→ What you need to do: Find every line with the word "storing". Copy those lines.

→ Dataset:

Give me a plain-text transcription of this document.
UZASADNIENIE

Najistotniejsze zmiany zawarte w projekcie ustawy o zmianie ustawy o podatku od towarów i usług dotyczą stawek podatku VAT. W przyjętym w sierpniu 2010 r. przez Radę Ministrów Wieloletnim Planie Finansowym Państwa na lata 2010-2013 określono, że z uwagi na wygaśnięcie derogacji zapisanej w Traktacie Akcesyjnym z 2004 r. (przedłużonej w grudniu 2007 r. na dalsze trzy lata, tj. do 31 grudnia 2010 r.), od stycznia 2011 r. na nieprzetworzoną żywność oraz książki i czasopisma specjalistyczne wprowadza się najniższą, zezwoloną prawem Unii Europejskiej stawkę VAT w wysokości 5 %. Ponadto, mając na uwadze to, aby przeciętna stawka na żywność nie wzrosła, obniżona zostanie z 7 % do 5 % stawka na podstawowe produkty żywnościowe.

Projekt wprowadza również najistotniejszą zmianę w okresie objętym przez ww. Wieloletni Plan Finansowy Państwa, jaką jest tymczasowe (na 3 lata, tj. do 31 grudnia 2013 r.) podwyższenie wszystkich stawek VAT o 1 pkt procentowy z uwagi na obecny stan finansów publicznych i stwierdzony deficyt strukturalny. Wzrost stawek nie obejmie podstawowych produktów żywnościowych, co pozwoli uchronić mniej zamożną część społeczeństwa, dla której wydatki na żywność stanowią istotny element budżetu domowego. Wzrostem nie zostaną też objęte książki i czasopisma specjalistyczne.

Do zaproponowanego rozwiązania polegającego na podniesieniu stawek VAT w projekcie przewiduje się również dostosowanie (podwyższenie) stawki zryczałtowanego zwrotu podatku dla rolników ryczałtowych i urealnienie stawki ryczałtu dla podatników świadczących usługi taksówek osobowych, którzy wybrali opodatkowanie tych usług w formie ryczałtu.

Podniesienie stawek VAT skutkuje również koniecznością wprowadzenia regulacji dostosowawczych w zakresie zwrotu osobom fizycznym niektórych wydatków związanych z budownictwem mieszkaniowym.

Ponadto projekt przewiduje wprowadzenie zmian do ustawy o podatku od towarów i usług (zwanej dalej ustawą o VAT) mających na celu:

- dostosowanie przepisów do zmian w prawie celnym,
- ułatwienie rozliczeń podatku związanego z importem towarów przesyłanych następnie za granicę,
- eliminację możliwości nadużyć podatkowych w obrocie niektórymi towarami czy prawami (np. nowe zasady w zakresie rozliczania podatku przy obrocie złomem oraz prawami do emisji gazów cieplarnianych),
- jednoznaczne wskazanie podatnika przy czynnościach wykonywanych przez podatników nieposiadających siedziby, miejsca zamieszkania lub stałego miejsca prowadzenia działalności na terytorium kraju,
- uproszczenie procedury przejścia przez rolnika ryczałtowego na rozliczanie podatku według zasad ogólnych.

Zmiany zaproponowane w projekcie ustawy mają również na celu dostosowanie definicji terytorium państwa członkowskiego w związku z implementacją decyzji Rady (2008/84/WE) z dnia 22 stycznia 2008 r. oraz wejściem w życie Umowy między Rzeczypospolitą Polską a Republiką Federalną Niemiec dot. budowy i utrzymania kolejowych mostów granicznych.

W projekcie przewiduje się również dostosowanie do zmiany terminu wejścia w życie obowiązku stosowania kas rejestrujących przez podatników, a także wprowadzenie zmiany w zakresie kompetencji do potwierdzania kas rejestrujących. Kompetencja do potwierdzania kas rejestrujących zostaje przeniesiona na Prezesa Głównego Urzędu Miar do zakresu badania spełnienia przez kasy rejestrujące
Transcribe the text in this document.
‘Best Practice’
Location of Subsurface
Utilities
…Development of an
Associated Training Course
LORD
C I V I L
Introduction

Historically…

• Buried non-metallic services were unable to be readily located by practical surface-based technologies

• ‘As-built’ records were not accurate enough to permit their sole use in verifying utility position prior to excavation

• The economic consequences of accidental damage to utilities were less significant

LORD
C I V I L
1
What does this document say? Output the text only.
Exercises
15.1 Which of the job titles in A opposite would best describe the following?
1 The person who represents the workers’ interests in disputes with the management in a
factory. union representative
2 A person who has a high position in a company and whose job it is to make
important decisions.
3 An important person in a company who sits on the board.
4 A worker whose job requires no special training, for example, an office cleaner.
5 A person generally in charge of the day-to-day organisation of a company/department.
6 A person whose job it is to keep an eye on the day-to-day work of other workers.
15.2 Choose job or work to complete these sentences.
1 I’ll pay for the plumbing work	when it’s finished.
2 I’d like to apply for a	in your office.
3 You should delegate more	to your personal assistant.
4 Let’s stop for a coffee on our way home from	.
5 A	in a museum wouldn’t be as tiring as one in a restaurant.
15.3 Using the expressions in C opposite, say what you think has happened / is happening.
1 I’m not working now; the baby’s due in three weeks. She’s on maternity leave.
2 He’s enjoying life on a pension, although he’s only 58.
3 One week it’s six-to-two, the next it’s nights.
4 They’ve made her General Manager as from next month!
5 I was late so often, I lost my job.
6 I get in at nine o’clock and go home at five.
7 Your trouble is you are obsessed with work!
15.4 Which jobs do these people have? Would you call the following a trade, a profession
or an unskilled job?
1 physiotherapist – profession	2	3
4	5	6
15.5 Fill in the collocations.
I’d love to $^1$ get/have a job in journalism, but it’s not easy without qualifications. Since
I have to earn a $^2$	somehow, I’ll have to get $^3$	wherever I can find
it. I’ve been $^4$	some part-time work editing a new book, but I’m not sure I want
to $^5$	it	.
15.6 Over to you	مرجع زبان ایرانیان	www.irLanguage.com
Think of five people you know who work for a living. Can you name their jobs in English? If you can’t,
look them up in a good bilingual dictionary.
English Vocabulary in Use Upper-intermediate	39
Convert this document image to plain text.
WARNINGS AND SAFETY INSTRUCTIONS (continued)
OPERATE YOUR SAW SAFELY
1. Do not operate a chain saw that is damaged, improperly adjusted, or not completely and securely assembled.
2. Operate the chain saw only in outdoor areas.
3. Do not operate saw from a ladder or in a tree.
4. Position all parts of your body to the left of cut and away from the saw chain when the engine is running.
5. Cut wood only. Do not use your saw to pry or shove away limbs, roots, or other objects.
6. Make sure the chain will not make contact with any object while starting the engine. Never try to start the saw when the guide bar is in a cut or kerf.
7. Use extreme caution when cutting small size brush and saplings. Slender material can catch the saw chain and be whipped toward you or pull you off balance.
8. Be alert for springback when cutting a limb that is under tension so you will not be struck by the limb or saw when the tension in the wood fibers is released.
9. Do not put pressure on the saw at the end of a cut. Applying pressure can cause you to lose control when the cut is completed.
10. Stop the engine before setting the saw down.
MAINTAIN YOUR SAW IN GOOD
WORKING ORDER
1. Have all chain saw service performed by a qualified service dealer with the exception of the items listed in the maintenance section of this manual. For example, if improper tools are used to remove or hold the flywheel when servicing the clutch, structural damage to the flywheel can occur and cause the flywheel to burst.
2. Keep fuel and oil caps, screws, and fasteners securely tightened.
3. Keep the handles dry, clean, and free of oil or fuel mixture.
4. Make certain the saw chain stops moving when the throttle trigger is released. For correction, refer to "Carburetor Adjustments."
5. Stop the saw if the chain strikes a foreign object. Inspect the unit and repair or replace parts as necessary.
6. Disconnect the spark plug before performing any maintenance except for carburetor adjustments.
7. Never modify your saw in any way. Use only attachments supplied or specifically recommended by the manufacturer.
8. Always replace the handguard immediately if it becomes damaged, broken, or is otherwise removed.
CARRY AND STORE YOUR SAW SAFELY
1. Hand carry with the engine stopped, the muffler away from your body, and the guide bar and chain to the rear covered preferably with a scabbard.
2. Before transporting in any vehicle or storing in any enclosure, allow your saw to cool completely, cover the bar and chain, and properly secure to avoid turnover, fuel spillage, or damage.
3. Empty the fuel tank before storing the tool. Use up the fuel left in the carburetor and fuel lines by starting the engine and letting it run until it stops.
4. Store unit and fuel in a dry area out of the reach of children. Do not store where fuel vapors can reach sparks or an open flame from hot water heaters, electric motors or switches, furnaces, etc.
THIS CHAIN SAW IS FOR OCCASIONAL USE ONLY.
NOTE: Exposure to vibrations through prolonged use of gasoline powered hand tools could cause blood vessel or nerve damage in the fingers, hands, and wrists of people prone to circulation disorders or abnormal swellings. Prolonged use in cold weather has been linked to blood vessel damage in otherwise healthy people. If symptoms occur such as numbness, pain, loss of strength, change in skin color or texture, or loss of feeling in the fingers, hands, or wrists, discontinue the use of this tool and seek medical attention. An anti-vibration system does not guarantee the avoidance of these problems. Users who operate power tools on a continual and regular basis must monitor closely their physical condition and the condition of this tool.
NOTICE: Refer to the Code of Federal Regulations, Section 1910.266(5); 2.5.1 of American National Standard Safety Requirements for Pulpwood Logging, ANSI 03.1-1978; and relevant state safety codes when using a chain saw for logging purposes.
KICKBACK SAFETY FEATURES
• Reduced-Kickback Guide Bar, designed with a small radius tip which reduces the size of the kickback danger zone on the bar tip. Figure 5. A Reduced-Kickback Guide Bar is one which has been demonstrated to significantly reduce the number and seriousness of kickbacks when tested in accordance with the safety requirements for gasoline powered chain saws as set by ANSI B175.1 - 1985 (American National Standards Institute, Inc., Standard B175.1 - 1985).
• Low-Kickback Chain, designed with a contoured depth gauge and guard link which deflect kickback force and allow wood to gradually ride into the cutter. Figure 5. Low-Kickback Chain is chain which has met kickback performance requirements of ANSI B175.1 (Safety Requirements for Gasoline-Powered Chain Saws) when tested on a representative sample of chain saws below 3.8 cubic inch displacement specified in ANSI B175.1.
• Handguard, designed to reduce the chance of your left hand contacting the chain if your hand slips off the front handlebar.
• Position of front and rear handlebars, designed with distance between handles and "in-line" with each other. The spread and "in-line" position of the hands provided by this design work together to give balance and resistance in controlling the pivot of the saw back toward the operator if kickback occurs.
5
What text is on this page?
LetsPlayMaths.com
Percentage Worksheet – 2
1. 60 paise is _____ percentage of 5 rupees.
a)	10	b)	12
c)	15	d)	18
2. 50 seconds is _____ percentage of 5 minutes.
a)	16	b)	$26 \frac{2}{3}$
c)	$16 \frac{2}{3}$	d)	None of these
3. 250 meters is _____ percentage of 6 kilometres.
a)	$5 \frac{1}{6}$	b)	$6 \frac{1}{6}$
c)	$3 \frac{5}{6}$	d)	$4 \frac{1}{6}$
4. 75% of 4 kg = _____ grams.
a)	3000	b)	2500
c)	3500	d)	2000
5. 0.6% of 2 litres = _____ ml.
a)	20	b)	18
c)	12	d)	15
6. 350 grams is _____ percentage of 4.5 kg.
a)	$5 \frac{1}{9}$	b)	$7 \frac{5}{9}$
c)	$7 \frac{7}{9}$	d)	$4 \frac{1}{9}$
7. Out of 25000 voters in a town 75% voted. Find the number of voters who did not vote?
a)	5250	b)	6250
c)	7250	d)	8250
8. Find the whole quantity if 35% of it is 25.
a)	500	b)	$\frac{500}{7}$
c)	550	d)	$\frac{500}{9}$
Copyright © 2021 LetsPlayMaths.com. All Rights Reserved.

→ Answer in full:
2. Before transporting in any vehicle or storing in any enclosure, allow your saw to cool completely, cover the bar and chain, and properly secure to avoid turnover, fuel spillage, or damage.
3. Empty the fuel tank before storing the tool. Use up the fuel left in the carburetor and fuel lines by starting the engine and letting it run until it stops.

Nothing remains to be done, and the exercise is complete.